Select, from the data, each line where "Forecast" occurs.

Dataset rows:
------------------------------------------------------------

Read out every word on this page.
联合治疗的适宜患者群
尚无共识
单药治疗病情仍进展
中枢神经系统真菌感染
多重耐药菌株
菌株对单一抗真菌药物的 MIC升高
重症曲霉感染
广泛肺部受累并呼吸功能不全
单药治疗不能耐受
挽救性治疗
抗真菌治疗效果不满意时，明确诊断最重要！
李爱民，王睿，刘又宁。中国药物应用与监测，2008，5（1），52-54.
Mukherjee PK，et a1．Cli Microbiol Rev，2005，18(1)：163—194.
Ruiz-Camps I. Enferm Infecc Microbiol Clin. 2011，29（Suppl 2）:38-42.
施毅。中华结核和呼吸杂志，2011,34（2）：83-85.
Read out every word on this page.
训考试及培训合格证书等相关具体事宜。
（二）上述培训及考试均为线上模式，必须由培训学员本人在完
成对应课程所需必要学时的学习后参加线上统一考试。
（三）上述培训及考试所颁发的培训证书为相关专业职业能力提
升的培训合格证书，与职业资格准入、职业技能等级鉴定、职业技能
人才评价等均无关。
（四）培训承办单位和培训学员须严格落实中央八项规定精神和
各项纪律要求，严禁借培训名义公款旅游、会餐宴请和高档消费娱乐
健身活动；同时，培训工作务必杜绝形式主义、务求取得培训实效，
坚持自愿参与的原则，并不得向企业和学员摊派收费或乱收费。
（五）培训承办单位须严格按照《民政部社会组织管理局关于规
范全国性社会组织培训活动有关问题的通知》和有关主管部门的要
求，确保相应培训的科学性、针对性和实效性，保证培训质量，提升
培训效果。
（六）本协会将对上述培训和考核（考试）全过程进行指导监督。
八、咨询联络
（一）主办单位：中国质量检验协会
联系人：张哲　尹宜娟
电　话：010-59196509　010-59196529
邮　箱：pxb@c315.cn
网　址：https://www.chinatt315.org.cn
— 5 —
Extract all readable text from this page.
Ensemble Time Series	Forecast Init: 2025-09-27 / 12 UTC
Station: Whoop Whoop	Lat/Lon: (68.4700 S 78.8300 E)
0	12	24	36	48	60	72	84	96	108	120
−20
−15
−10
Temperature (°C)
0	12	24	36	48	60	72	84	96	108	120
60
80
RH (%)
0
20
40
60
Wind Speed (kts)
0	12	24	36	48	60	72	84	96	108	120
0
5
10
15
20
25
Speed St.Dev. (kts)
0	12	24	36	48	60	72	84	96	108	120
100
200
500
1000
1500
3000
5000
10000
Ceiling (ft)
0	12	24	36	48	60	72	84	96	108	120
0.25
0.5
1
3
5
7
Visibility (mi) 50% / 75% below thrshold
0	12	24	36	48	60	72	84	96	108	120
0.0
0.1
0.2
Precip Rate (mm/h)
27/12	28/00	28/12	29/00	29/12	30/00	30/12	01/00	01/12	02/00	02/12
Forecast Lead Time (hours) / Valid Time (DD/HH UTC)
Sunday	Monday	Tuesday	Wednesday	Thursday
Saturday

------------------------------------------------------------

#### FINAL RESULT
Ensemble Time Series	Forecast Init: 2025-09-27 / 12 UTC
Forecast Lead Time (hours) / Valid Time (DD/HH UTC)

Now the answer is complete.